Task data
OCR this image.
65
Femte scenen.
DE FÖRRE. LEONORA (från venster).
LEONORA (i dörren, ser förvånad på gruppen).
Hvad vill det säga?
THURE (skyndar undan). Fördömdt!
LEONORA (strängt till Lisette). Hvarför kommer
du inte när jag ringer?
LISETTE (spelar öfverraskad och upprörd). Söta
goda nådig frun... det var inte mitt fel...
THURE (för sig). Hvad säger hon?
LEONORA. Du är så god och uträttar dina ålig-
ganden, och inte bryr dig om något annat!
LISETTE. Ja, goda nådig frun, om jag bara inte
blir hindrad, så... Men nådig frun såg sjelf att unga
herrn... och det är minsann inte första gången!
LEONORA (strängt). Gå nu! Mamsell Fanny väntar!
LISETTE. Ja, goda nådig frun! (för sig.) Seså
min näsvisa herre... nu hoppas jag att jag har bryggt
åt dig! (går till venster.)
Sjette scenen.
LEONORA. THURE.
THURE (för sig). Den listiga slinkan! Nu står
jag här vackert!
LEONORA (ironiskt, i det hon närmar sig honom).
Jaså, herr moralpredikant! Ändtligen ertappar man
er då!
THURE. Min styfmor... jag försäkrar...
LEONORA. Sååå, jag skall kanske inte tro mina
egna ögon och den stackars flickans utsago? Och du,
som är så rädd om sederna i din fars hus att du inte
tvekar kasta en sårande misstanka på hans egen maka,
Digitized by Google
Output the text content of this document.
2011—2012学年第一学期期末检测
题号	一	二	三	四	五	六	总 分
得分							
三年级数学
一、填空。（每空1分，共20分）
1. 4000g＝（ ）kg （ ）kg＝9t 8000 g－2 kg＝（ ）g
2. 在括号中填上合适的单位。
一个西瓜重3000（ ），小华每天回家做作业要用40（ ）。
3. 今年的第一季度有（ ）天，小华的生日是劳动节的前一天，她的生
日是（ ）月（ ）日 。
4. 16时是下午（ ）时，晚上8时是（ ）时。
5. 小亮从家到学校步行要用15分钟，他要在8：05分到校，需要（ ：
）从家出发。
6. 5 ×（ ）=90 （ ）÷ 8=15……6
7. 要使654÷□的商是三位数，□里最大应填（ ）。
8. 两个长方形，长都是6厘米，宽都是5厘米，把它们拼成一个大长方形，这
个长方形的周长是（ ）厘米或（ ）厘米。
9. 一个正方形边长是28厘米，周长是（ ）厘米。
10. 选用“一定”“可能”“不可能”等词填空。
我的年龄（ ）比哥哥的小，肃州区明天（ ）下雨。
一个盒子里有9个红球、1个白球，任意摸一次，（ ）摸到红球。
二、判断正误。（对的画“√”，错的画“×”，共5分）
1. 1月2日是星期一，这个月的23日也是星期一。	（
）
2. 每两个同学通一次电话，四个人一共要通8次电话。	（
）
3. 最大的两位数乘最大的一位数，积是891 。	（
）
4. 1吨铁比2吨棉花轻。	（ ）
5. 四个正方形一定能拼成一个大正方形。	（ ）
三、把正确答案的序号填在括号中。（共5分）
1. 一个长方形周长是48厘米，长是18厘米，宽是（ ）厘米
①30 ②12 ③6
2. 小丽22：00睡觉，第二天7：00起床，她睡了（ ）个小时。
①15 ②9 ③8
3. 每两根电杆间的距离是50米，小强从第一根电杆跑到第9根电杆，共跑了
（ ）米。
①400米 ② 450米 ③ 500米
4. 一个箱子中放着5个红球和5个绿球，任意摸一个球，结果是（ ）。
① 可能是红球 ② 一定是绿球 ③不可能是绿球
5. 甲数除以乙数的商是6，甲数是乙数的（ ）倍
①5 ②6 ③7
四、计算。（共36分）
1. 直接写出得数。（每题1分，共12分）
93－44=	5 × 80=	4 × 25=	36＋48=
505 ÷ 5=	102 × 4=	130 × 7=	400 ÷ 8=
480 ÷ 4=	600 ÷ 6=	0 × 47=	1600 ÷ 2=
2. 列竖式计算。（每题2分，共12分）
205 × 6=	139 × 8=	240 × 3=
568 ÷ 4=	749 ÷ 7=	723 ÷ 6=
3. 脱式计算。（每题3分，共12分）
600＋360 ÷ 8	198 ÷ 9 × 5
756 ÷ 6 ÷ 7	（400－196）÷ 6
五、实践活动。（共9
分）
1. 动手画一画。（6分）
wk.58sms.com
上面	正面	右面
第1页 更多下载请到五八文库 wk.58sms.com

Task to complete
Extract, word for word, each line of the listing above.

Right answer
OCR this image.
65
Femte scenen.
DE FÖRRE. LEONORA (från venster).
LEONORA (i dörren, ser förvånad på gruppen).
Hvad vill det säga?
THURE (skyndar undan). Fördömdt!
LEONORA (strängt till Lisette). Hvarför kommer
du inte när jag ringer?
LISETTE (spelar öfverraskad och upprörd). Söta
goda nådig frun... det var inte mitt fel...
THURE (för sig). Hvad säger hon?
LEONORA. Du är så god och uträttar dina ålig-
ganden, och inte bryr dig om något annat!
LISETTE. Ja, goda nådig frun, om jag bara inte
blir hindrad, så... Men nådig frun såg sjelf att unga
herrn... och det är minsann inte första gången!
LEONORA (strängt). Gå nu! Mamsell Fanny väntar!
LISETTE. Ja, goda nådig frun! (för sig.) Seså
min näsvisa herre... nu hoppas jag att jag har bryggt
åt dig! (går till venster.)
Sjette scenen.
LEONORA. THURE.
THURE (för sig). Den listiga slinkan! Nu står
jag här vackert!
LEONORA (ironiskt, i det hon närmar sig honom).
Jaså, herr moralpredikant! Ändtligen ertappar man
er då!
THURE. Min styfmor... jag försäkrar...
LEONORA. Sååå, jag skall kanske inte tro mina
egna ögon och den stackars flickans utsago? Och du,
som är så rädd om sederna i din fars hus att du inte
tvekar kasta en sårande misstanka på hans egen maka,
Digitized by Google
Output the text content of this document.
2011—2012学年第一学期期末检测
题号	一	二	三	四	五	六	总 分
得分							
三年级数学
一、填空。（每空1分，共20分）
1. 4000g＝（ ）kg （ ）kg＝9t 8000 g－2 kg＝（ ）g
2. 在括号中填上合适的单位。
一个西瓜重3000（ ），小华每天回家做作业要用40（ ）。
3. 今年的第一季度有（ ）天，小华的生日是劳动节的前一天，她的生
日是（ ）月（ ）日 。
4. 16时是下午（ ）时，晚上8时是（ ）时。
5. 小亮从家到学校步行要用15分钟，他要在8：05分到校，需要（ ：
）从家出发。
6. 5 ×（ ）=90 （ ）÷ 8=15……6
7. 要使654÷□的商是三位数，□里最大应填（ ）。
8. 两个长方形，长都是6厘米，宽都是5厘米，把它们拼成一个大长方形，这
个长方形的周长是（ ）厘米或（ ）厘米。
9. 一个正方形边长是28厘米，周长是（ ）厘米。
10. 选用“一定”“可能”“不可能”等词填空。
我的年龄（ ）比哥哥的小，肃州区明天（ ）下雨。
一个盒子里有9个红球、1个白球，任意摸一次，（ ）摸到红球。
二、判断正误。（对的画“√”，错的画“×”，共5分）
1. 1月2日是星期一，这个月的23日也是星期一。	（
）
2. 每两个同学通一次电话，四个人一共要通8次电话。	（
）
3. 最大的两位数乘最大的一位数，积是891 。	（
）
4. 1吨铁比2吨棉花轻。	（ ）
5. 四个正方形一定能拼成一个大正方形。	（ ）
三、把正确答案的序号填在括号中。（共5分）
1. 一个长方形周长是48厘米，长是18厘米，宽是（ ）厘米
①30 ②12 ③6
2. 小丽22：00睡觉，第二天7：00起床，她睡了（ ）个小时。
①15 ②9 ③8
3. 每两根电杆间的距离是50米，小强从第一根电杆跑到第9根电杆，共跑了
（ ）米。
①400米 ② 450米 ③ 500米
4. 一个箱子中放着5个红球和5个绿球，任意摸一个球，结果是（ ）。
① 可能是红球 ② 一定是绿球 ③不可能是绿球
5. 甲数除以乙数的商是6，甲数是乙数的（ ）倍
①5 ②6 ③7
四、计算。（共36分）
1. 直接写出得数。（每题1分，共12分）
93－44=	5 × 80=	4 × 25=	36＋48=
505 ÷ 5=	102 × 4=	130 × 7=	400 ÷ 8=
480 ÷ 4=	600 ÷ 6=	0 × 47=	1600 ÷ 2=
2. 列竖式计算。（每题2分，共12分）
205 × 6=	139 × 8=	240 × 3=
568 ÷ 4=	749 ÷ 7=	723 ÷ 6=
3. 脱式计算。（每题3分，共12分）
600＋360 ÷ 8	198 ÷ 9 × 5
756 ÷ 6 ÷ 7	（400－196）÷ 6
五、实践活动。（共9
分）
1. 动手画一画。（6分）
wk.58sms.com
上面	正面	右面
第1页 更多下载请到五八文库 wk.58sms.com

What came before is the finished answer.